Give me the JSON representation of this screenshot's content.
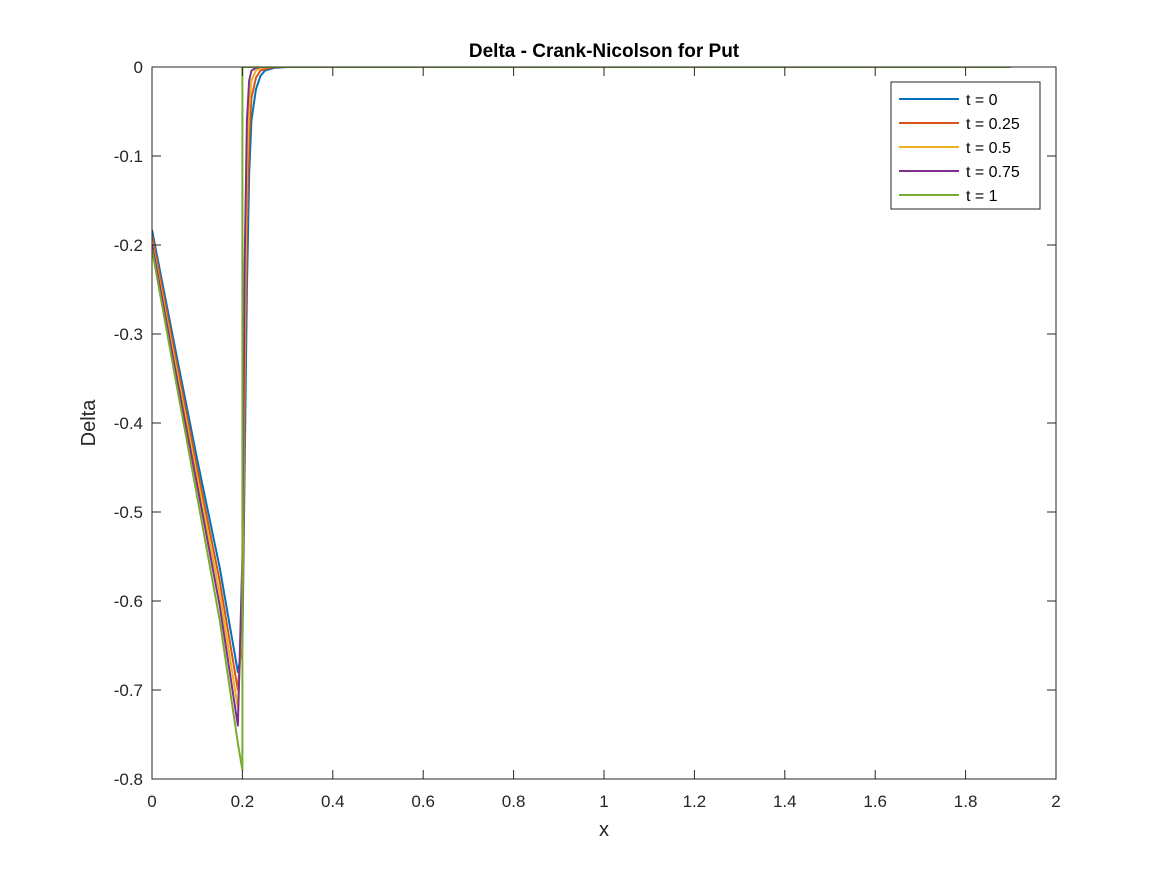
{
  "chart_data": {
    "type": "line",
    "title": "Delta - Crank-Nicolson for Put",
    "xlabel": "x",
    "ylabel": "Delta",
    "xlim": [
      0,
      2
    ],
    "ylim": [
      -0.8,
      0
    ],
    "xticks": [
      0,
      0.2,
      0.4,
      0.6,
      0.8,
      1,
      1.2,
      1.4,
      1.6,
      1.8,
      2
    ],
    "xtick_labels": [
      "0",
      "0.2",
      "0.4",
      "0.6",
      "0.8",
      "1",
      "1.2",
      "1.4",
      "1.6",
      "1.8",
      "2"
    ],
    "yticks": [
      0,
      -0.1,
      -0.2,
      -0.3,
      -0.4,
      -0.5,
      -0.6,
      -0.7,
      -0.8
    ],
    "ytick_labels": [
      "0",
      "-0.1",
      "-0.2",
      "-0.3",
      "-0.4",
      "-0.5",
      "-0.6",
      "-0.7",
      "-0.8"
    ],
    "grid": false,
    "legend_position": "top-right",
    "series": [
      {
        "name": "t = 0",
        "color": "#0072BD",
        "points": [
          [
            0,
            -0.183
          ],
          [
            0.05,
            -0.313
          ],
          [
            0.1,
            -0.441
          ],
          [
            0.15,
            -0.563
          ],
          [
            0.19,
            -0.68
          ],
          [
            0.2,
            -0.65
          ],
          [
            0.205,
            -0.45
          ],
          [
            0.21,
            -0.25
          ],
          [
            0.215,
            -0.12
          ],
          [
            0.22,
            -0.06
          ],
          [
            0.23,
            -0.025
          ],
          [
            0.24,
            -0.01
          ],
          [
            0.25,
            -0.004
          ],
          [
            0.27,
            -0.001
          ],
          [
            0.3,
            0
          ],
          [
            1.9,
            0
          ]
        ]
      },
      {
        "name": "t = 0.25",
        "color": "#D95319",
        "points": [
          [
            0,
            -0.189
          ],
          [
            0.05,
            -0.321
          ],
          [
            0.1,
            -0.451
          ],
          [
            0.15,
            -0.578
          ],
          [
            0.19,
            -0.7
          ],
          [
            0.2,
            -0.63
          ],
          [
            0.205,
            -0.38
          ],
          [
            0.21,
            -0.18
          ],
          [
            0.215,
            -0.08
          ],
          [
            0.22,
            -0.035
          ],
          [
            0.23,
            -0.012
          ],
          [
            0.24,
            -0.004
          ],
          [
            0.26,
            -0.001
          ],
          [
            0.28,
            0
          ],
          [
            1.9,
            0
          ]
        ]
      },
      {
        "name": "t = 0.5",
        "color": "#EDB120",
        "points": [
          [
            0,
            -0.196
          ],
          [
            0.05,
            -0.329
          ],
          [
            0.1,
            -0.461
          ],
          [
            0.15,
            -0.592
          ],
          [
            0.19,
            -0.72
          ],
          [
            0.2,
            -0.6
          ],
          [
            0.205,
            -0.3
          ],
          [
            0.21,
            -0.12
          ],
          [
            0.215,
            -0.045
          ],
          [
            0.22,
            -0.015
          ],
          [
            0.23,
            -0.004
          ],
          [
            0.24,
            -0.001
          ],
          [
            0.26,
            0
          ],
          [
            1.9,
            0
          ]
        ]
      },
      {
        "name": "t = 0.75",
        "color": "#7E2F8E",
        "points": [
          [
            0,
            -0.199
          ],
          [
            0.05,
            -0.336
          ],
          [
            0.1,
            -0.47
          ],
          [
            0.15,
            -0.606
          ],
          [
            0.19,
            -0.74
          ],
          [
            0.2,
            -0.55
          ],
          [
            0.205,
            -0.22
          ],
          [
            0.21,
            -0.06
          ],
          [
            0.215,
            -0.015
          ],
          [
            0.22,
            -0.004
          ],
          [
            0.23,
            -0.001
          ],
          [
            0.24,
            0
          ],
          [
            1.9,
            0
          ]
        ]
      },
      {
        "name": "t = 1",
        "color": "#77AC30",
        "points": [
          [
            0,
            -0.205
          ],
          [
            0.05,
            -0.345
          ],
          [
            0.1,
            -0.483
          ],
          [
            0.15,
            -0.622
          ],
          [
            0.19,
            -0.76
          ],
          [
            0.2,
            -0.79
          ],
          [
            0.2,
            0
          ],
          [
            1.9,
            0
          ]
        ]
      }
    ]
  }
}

--

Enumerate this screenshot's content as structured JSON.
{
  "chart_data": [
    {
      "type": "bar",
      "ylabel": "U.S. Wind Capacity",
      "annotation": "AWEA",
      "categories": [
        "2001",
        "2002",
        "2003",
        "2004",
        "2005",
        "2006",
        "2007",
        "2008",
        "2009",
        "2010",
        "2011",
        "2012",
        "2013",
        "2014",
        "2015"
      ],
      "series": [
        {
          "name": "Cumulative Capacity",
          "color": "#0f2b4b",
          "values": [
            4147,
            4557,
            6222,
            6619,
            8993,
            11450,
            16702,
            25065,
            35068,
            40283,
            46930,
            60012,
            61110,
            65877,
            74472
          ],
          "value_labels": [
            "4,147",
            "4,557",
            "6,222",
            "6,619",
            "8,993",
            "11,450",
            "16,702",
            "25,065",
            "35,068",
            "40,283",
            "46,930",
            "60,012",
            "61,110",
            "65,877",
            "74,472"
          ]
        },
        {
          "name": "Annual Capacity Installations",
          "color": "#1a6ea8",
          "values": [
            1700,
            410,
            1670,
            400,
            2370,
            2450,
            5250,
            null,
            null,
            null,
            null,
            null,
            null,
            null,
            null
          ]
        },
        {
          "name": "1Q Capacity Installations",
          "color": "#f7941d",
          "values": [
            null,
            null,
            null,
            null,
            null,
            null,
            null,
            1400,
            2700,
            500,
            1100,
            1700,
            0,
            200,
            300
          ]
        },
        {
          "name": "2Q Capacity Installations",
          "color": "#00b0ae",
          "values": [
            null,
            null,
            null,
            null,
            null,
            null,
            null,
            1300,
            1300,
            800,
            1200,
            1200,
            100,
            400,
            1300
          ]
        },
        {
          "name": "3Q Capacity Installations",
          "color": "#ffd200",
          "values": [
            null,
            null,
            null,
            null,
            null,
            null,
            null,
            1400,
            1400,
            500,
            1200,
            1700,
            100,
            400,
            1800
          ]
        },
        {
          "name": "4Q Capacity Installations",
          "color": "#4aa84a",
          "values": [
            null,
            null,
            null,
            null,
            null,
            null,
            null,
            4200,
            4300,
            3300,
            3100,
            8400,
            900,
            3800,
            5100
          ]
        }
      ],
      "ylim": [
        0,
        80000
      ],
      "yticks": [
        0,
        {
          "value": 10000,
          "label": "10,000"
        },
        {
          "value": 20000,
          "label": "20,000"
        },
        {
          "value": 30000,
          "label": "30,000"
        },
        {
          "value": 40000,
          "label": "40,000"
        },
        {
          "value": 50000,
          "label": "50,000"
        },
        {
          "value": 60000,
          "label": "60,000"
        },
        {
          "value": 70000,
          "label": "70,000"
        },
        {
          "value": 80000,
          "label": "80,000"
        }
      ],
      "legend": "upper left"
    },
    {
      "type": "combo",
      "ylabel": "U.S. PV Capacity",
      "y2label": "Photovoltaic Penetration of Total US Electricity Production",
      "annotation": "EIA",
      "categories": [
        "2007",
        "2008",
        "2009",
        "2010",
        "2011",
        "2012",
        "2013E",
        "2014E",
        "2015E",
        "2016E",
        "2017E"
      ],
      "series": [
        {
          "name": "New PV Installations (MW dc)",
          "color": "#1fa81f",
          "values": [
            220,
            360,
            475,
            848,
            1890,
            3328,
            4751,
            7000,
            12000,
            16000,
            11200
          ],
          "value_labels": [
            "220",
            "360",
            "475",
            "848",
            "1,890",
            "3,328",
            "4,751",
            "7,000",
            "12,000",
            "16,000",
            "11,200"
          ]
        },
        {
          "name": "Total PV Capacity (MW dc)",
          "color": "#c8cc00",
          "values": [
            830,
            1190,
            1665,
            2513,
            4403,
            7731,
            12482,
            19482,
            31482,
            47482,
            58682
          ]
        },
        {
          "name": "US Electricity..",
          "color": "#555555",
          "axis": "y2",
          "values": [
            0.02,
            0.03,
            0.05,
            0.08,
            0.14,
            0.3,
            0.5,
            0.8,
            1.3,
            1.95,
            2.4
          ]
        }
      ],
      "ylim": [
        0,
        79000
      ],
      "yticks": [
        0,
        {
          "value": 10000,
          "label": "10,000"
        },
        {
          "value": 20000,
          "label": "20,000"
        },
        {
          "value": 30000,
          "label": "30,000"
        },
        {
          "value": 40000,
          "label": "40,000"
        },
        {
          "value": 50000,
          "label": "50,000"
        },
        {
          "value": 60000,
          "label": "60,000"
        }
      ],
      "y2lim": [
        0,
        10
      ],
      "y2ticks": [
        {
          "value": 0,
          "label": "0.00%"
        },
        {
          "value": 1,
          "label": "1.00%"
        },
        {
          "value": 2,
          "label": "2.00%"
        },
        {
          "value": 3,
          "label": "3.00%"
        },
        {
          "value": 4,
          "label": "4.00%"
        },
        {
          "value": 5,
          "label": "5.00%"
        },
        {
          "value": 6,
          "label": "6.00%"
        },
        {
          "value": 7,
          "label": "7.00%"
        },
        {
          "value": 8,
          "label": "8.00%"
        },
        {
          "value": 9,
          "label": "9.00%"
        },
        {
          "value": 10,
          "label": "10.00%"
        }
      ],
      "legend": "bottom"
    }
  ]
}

* [Exercise] Find the word "screenshot" in the data and copy out each line where it turns up.

* [Finished answer]
Give me the JSON representation of this screenshot's content.
Enumerate this screenshot's content as structured JSON.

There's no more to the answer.